> TO DO
Omit all pictures, then retype the data exactly as given.

> SUPPLIED MATERIAL
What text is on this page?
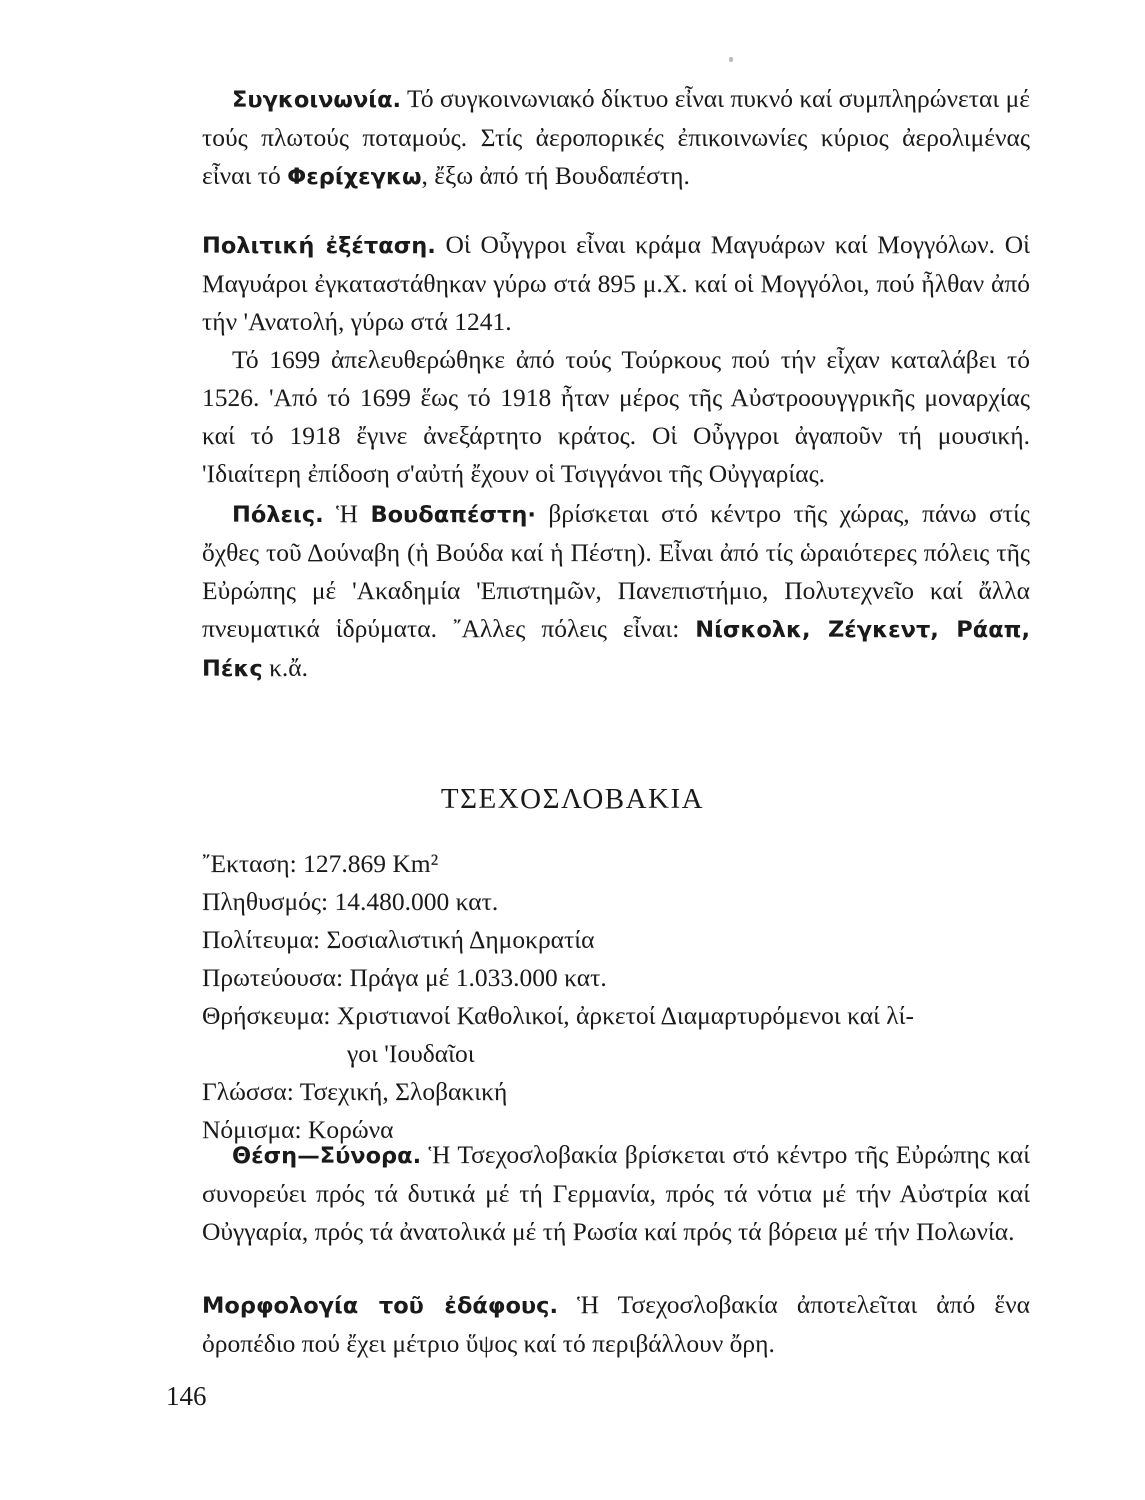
Συγκοινωνία. Τό συγκοινωνιακό δίκτυο εἶναι πυκνό καί συμπληρώνεται μέ τούς πλωτούς ποταμούς. Στίς ἀεροπορικές ἐπικοινωνίες κύριος ἀερολιμένας εἶναι τό Φερίχεγκω, ἔξω ἀπό τή Βουδαπέστη.

Πολιτική ἐξέταση. Οἱ Οὖγγροι εἶναι κράμα Μαγυάρων καί Μογγόλων. Οἱ Μαγυάροι ἐγκαταστάθηκαν γύρω στά 895 μ.Χ. καί οἱ Μογγόλοι, πού ἦλθαν ἀπό τήν 'Ανατολή, γύρω στά 1241.

Τό 1699 ἀπελευθερώθηκε ἀπό τούς Τούρκους πού τήν εἶχαν καταλάβει τό 1526. 'Από τό 1699 ἕως τό 1918 ἦταν μέρος τῆς Αὐστροουγγρικῆς μοναρχίας καί τό 1918 ἔγινε ἀνεξάρτητο κράτος. Οἱ Οὖγγροι ἀγαποῦν τή μουσική. 'Ιδιαίτερη ἐπίδοση σ'αὐτή ἔχουν οἱ Τσιγγάνοι τῆς Οὐγγαρίας.

Πόλεις. Ἡ Βουδαπέστη· βρίσκεται στό κέντρο τῆς χώρας, πάνω στίς ὄχθες τοῦ Δούναβη (ἡ Βούδα καί ἡ Πέστη). Εἶναι ἀπό τίς ὡραιότερες πόλεις τῆς Εὐρώπης μέ 'Ακαδημία 'Επιστημῶν, Πανεπιστήμιο, Πολυτεχνεῖο καί ἄλλα πνευματικά ἱδρύματα. ῎Αλλες πόλεις εἶναι: Νίσκολκ, Ζέγκεντ, Ράαπ, Πέκς κ.ἄ.

ΤΣΕΧΟΣΛΟΒΑΚΙΑ
῎Εκταση: 127.869 Km²
Πληθυσμός: 14.480.000 κατ.
Πολίτευμα: Σοσιαλιστική Δημοκρατία
Πρωτεύουσα: Πράγα μέ 1.033.000 κατ.
Θρήσκευμα: Χριστιανοί Καθολικοί, ἀρκετοί Διαμαρτυρόμενοι καί λί-
γοι 'Ιουδαῖοι
Γλώσσα: Τσεχική, Σλοβακική
Νόμισμα: Κορώνα

Θέση—Σύνορα. Ἡ Τσεχοσλοβακία βρίσκεται στό κέντρο τῆς Εὐρώπης καί συνορεύει πρός τά δυτικά μέ τή Γερμανία, πρός τά νότια μέ τήν Αὐστρία καί Οὐγγαρία, πρός τά ἀνατολικά μέ τή Ρωσία καί πρός τά βόρεια μέ τήν Πολωνία.

Μορφολογία τοῦ ἐδάφους. Ἡ Τσεχοσλοβακία ἀποτελεῖται ἀπό ἕνα ὀροπέδιο πού ἔχει μέτριο ὕψος καί τό περιβάλλουν ὄρη.

146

> SOLVED EXERCISE
What text is on this page?
Συγκοινωνία. Τό συγκοινωνιακό δίκτυο εἶναι πυκνό καί συμπληρώνεται μέ τούς πλωτούς ποταμούς. Στίς ἀεροπορικές ἐπικοινωνίες κύριος ἀερολιμένας εἶναι τό Φερίχεγκω, ἔξω ἀπό τή Βουδαπέστη.

Πολιτική ἐξέταση. Οἱ Οὖγγροι εἶναι κράμα Μαγυάρων καί Μογγόλων. Οἱ Μαγυάροι ἐγκαταστάθηκαν γύρω στά 895 μ.Χ. καί οἱ Μογγόλοι, πού ἦλθαν ἀπό τήν 'Ανατολή, γύρω στά 1241.

Τό 1699 ἀπελευθερώθηκε ἀπό τούς Τούρκους πού τήν εἶχαν καταλάβει τό 1526. 'Από τό 1699 ἕως τό 1918 ἦταν μέρος τῆς Αὐστροουγγρικῆς μοναρχίας καί τό 1918 ἔγινε ἀνεξάρτητο κράτος. Οἱ Οὖγγροι ἀγαποῦν τή μουσική. 'Ιδιαίτερη ἐπίδοση σ'αὐτή ἔχουν οἱ Τσιγγάνοι τῆς Οὐγγαρίας.

Πόλεις. Ἡ Βουδαπέστη· βρίσκεται στό κέντρο τῆς χώρας, πάνω στίς ὄχθες τοῦ Δούναβη (ἡ Βούδα καί ἡ Πέστη). Εἶναι ἀπό τίς ὡραιότερες πόλεις τῆς Εὐρώπης μέ 'Ακαδημία 'Επιστημῶν, Πανεπιστήμιο, Πολυτεχνεῖο καί ἄλλα πνευματικά ἱδρύματα. ῎Αλλες πόλεις εἶναι: Νίσκολκ, Ζέγκεντ, Ράαπ, Πέκς κ.ἄ.

ΤΣΕΧΟΣΛΟΒΑΚΙΑ
῎Εκταση: 127.869 Km²
Πληθυσμός: 14.480.000 κατ.
Πολίτευμα: Σοσιαλιστική Δημοκρατία
Πρωτεύουσα: Πράγα μέ 1.033.000 κατ.
Θρήσκευμα: Χριστιανοί Καθολικοί, ἀρκετοί Διαμαρτυρόμενοι καί λί-
γοι 'Ιουδαῖοι
Γλώσσα: Τσεχική, Σλοβακική
Νόμισμα: Κορώνα

Θέση—Σύνορα. Ἡ Τσεχοσλοβακία βρίσκεται στό κέντρο τῆς Εὐρώπης καί συνορεύει πρός τά δυτικά μέ τή Γερμανία, πρός τά νότια μέ τήν Αὐστρία καί Οὐγγαρία, πρός τά ἀνατολικά μέ τή Ρωσία καί πρός τά βόρεια μέ τήν Πολωνία.

Μορφολογία τοῦ ἐδάφους. Ἡ Τσεχοσλοβακία ἀποτελεῖται ἀπό ἕνα ὀροπέδιο πού ἔχει μέτριο ὕψος καί τό περιβάλλουν ὄρη.

146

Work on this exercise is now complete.